··· Material for this task ···
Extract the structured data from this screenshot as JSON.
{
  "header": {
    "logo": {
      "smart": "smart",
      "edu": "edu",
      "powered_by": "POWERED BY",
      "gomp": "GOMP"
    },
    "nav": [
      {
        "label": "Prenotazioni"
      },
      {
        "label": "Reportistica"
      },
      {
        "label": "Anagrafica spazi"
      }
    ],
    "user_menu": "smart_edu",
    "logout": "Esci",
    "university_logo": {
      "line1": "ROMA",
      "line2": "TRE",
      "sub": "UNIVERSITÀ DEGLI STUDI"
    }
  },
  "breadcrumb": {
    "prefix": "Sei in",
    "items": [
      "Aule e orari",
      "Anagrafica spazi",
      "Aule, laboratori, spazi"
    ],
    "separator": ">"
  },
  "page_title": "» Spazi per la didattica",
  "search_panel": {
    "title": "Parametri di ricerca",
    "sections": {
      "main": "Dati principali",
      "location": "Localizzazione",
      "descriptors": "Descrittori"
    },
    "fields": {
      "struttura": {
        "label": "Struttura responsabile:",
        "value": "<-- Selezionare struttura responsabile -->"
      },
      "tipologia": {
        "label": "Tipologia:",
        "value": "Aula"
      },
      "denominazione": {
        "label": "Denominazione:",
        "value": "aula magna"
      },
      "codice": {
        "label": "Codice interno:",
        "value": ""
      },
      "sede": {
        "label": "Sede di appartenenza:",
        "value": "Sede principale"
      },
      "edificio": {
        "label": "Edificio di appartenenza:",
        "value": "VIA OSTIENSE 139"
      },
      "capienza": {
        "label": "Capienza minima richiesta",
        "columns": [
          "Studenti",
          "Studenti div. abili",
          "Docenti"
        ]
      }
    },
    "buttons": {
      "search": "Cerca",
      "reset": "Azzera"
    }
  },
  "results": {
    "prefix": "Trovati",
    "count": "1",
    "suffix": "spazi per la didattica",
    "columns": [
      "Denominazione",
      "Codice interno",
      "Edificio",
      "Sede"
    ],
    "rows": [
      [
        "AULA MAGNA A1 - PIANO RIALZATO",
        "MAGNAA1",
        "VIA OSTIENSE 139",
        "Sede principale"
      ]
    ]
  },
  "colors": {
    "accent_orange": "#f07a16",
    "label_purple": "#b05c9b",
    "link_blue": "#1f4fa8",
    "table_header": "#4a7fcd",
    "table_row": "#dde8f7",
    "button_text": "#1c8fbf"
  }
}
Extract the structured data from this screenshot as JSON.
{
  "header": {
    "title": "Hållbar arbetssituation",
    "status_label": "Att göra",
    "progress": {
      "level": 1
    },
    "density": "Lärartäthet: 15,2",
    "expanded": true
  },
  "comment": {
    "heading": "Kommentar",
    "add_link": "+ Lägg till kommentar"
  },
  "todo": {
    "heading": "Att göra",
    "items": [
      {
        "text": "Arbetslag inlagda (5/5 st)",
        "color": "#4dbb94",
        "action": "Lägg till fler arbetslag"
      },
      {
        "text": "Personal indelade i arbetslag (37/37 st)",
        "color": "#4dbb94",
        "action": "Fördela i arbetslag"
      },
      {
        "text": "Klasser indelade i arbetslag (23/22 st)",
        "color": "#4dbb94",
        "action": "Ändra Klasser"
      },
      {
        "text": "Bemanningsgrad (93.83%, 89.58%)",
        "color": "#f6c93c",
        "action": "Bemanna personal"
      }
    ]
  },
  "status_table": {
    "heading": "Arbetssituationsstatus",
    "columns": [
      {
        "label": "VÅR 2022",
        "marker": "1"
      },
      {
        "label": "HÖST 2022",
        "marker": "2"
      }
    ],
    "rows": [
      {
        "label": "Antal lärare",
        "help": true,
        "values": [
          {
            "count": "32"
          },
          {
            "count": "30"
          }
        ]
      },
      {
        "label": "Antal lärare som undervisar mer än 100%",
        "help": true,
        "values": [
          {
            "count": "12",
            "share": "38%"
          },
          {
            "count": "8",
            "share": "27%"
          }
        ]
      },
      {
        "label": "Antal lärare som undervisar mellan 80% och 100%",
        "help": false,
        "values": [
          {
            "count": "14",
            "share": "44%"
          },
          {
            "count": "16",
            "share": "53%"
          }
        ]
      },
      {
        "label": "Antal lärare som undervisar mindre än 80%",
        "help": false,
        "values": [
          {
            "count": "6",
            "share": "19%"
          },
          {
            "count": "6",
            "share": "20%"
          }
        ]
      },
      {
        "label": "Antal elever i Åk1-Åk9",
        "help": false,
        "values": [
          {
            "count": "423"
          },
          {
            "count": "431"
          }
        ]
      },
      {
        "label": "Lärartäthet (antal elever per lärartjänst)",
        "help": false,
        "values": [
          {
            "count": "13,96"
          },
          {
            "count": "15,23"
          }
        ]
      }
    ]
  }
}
···
··· Material for this task ···
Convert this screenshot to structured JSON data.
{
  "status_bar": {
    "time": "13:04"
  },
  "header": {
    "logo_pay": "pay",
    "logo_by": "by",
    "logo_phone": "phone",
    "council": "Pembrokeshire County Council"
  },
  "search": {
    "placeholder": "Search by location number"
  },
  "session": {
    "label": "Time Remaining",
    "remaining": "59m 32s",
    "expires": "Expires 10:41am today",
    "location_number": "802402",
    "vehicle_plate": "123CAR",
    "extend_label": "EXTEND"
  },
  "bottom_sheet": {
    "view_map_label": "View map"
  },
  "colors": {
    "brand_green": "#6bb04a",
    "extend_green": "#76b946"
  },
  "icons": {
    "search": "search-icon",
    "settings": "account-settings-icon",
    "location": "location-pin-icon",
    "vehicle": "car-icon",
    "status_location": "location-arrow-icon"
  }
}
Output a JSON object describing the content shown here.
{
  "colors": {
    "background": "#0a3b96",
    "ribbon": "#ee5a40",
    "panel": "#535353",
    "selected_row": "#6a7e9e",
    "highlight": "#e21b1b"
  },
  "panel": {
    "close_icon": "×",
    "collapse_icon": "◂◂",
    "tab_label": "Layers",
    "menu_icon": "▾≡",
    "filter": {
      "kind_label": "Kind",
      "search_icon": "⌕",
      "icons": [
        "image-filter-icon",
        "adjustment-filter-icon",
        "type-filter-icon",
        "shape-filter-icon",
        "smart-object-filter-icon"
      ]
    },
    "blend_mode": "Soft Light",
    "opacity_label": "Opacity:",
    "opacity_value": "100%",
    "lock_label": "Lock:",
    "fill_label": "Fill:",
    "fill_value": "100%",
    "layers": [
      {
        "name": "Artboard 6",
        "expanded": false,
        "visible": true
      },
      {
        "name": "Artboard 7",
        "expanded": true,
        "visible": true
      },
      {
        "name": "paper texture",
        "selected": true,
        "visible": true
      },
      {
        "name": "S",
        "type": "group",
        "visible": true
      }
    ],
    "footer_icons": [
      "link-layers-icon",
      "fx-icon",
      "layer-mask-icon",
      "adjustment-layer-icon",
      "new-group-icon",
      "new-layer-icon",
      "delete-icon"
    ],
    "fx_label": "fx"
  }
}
···
■ Directions ■
In the listing, find all lines with the string "Klasser" and copy them.

■ Exercise result ■
        "text": "Klasser indelade i arbetslag (23/22 st)",
        "action": "Ändra Klasser"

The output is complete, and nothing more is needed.